Problem details — Restate each line word for word. Leave out every picture.

Information given —
⁂

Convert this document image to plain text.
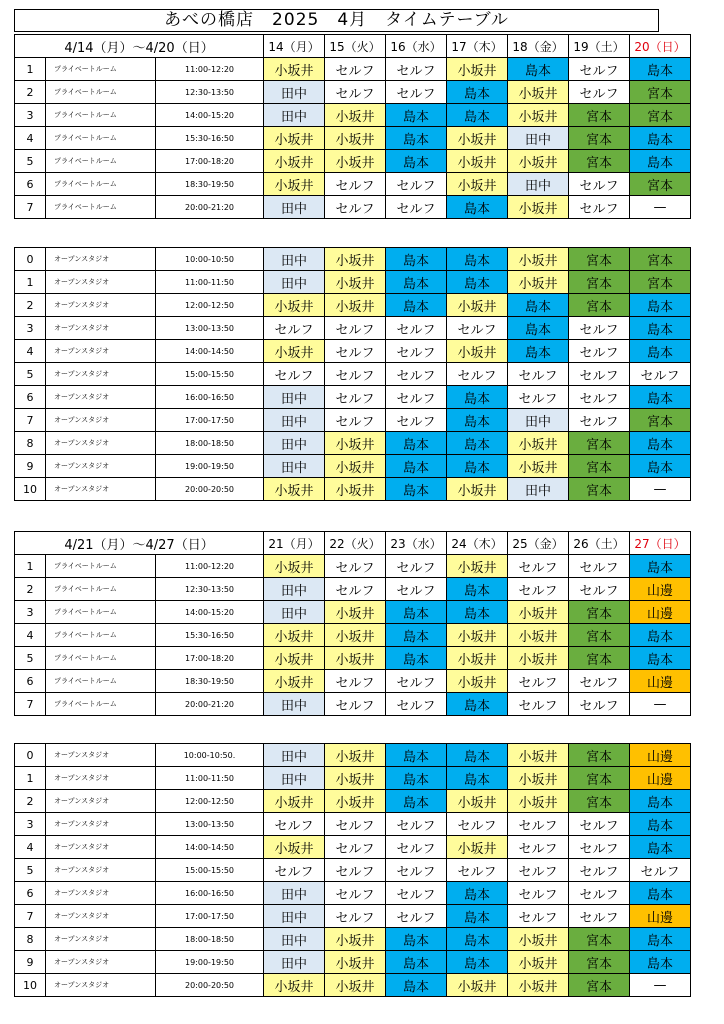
あべの橋店　2025　4月　タイムテーブル
4/14（月）〜4/20（日）			14（月）	15（火）	16（水）	17（木）	18（金）	19（土）	20（日）
1	プライベートルーム	11:00-12:20	小坂井	セルフ	セルフ	小坂井	島本	セルフ	島本
2	プライベートルーム	12:30-13:50	田中	セルフ	セルフ	島本	小坂井	セルフ	宮本
3	プライベートルーム	14:00-15:20	田中	小坂井	島本	島本	小坂井	宮本	宮本
4	プライベートルーム	15:30-16:50	小坂井	小坂井	島本	小坂井	田中	宮本	島本
5	プライベートルーム	17:00-18:20	小坂井	小坂井	島本	小坂井	小坂井	宮本	島本
6	プライベートルーム	18:30-19:50	小坂井	セルフ	セルフ	小坂井	田中	セルフ	宮本
7	プライベートルーム	20:00-21:20	田中	セルフ	セルフ	島本	小坂井	セルフ	—
0	オープンスタジオ	10:00-10:50	田中	小坂井	島本	島本	小坂井	宮本	宮本
1	オープンスタジオ	11:00-11:50	田中	小坂井	島本	島本	小坂井	宮本	宮本
2	オープンスタジオ	12:00-12:50	小坂井	小坂井	島本	小坂井	島本	宮本	島本
3	オープンスタジオ	13:00-13:50	セルフ	セルフ	セルフ	セルフ	島本	セルフ	島本
4	オープンスタジオ	14:00-14:50	小坂井	セルフ	セルフ	小坂井	島本	セルフ	島本
5	オープンスタジオ	15:00-15:50	セルフ	セルフ	セルフ	セルフ	セルフ	セルフ	セルフ
6	オープンスタジオ	16:00-16:50	田中	セルフ	セルフ	島本	セルフ	セルフ	島本
7	オープンスタジオ	17:00-17:50	田中	セルフ	セルフ	島本	田中	セルフ	宮本
8	オープンスタジオ	18:00-18:50	田中	小坂井	島本	島本	小坂井	宮本	島本
9	オープンスタジオ	19:00-19:50	田中	小坂井	島本	島本	小坂井	宮本	島本
10	オープンスタジオ	20:00-20:50	小坂井	小坂井	島本	小坂井	田中	宮本	—
4/21（月）〜4/27（日）			21（月）	22（火）	23（水）	24（木）	25（金）	26（土）	27（日）
1	プライベートルーム	11:00-12:20	小坂井	セルフ	セルフ	小坂井	セルフ	セルフ	島本
2	プライベートルーム	12:30-13:50	田中	セルフ	セルフ	島本	セルフ	セルフ	山邊
3	プライベートルーム	14:00-15:20	田中	小坂井	島本	島本	小坂井	宮本	山邊
4	プライベートルーム	15:30-16:50	小坂井	小坂井	島本	小坂井	小坂井	宮本	島本
5	プライベートルーム	17:00-18:20	小坂井	小坂井	島本	小坂井	小坂井	宮本	島本
6	プライベートルーム	18:30-19:50	小坂井	セルフ	セルフ	小坂井	セルフ	セルフ	山邊
7	プライベートルーム	20:00-21:20	田中	セルフ	セルフ	島本	セルフ	セルフ	—
0	オープンスタジオ	10:00-10:50.	田中	小坂井	島本	島本	小坂井	宮本	山邊
1	オープンスタジオ	11:00-11:50	田中	小坂井	島本	島本	小坂井	宮本	山邊
2	オープンスタジオ	12:00-12:50	小坂井	小坂井	島本	小坂井	小坂井	宮本	島本
3	オープンスタジオ	13:00-13:50	セルフ	セルフ	セルフ	セルフ	セルフ	セルフ	島本
4	オープンスタジオ	14:00-14:50	小坂井	セルフ	セルフ	小坂井	セルフ	セルフ	島本
5	オープンスタジオ	15:00-15:50	セルフ	セルフ	セルフ	セルフ	セルフ	セルフ	セルフ
6	オープンスタジオ	16:00-16:50	田中	セルフ	セルフ	島本	セルフ	セルフ	島本
7	オープンスタジオ	17:00-17:50	田中	セルフ	セルフ	島本	セルフ	セルフ	山邊
8	オープンスタジオ	18:00-18:50	田中	小坂井	島本	島本	小坂井	宮本	島本
9	オープンスタジオ	19:00-19:50	田中	小坂井	島本	島本	小坂井	宮本	島本
10	オープンスタジオ	20:00-20:50	小坂井	小坂井	島本	小坂井	小坂井	宮本	—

⁂

Correct response —
Convert this document image to plain text.
あべの橋店　2025　4月　タイムテーブル
4/14（月）〜4/20（日）			14（月）	15（火）	16（水）	17（木）	18（金）	19（土）	20（日）
1	プライベートルーム	11:00-12:20	小坂井	セルフ	セルフ	小坂井	島本	セルフ	島本
2	プライベートルーム	12:30-13:50	田中	セルフ	セルフ	島本	小坂井	セルフ	宮本
3	プライベートルーム	14:00-15:20	田中	小坂井	島本	島本	小坂井	宮本	宮本
4	プライベートルーム	15:30-16:50	小坂井	小坂井	島本	小坂井	田中	宮本	島本
5	プライベートルーム	17:00-18:20	小坂井	小坂井	島本	小坂井	小坂井	宮本	島本
6	プライベートルーム	18:30-19:50	小坂井	セルフ	セルフ	小坂井	田中	セルフ	宮本
7	プライベートルーム	20:00-21:20	田中	セルフ	セルフ	島本	小坂井	セルフ	—
0	オープンスタジオ	10:00-10:50	田中	小坂井	島本	島本	小坂井	宮本	宮本
1	オープンスタジオ	11:00-11:50	田中	小坂井	島本	島本	小坂井	宮本	宮本
2	オープンスタジオ	12:00-12:50	小坂井	小坂井	島本	小坂井	島本	宮本	島本
3	オープンスタジオ	13:00-13:50	セルフ	セルフ	セルフ	セルフ	島本	セルフ	島本
4	オープンスタジオ	14:00-14:50	小坂井	セルフ	セルフ	小坂井	島本	セルフ	島本
5	オープンスタジオ	15:00-15:50	セルフ	セルフ	セルフ	セルフ	セルフ	セルフ	セルフ
6	オープンスタジオ	16:00-16:50	田中	セルフ	セルフ	島本	セルフ	セルフ	島本
7	オープンスタジオ	17:00-17:50	田中	セルフ	セルフ	島本	田中	セルフ	宮本
8	オープンスタジオ	18:00-18:50	田中	小坂井	島本	島本	小坂井	宮本	島本
9	オープンスタジオ	19:00-19:50	田中	小坂井	島本	島本	小坂井	宮本	島本
10	オープンスタジオ	20:00-20:50	小坂井	小坂井	島本	小坂井	田中	宮本	—
4/21（月）〜4/27（日）			21（月）	22（火）	23（水）	24（木）	25（金）	26（土）	27（日）
1	プライベートルーム	11:00-12:20	小坂井	セルフ	セルフ	小坂井	セルフ	セルフ	島本
2	プライベートルーム	12:30-13:50	田中	セルフ	セルフ	島本	セルフ	セルフ	山邊
3	プライベートルーム	14:00-15:20	田中	小坂井	島本	島本	小坂井	宮本	山邊
4	プライベートルーム	15:30-16:50	小坂井	小坂井	島本	小坂井	小坂井	宮本	島本
5	プライベートルーム	17:00-18:20	小坂井	小坂井	島本	小坂井	小坂井	宮本	島本
6	プライベートルーム	18:30-19:50	小坂井	セルフ	セルフ	小坂井	セルフ	セルフ	山邊
7	プライベートルーム	20:00-21:20	田中	セルフ	セルフ	島本	セルフ	セルフ	—
0	オープンスタジオ	10:00-10:50.	田中	小坂井	島本	島本	小坂井	宮本	山邊
1	オープンスタジオ	11:00-11:50	田中	小坂井	島本	島本	小坂井	宮本	山邊
2	オープンスタジオ	12:00-12:50	小坂井	小坂井	島本	小坂井	小坂井	宮本	島本
3	オープンスタジオ	13:00-13:50	セルフ	セルフ	セルフ	セルフ	セルフ	セルフ	島本
4	オープンスタジオ	14:00-14:50	小坂井	セルフ	セルフ	小坂井	セルフ	セルフ	島本
5	オープンスタジオ	15:00-15:50	セルフ	セルフ	セルフ	セルフ	セルフ	セルフ	セルフ
6	オープンスタジオ	16:00-16:50	田中	セルフ	セルフ	島本	セルフ	セルフ	島本
7	オープンスタジオ	17:00-17:50	田中	セルフ	セルフ	島本	セルフ	セルフ	山邊
8	オープンスタジオ	18:00-18:50	田中	小坂井	島本	島本	小坂井	宮本	島本
9	オープンスタジオ	19:00-19:50	田中	小坂井	島本	島本	小坂井	宮本	島本
10	オープンスタジオ	20:00-20:50	小坂井	小坂井	島本	小坂井	小坂井	宮本	—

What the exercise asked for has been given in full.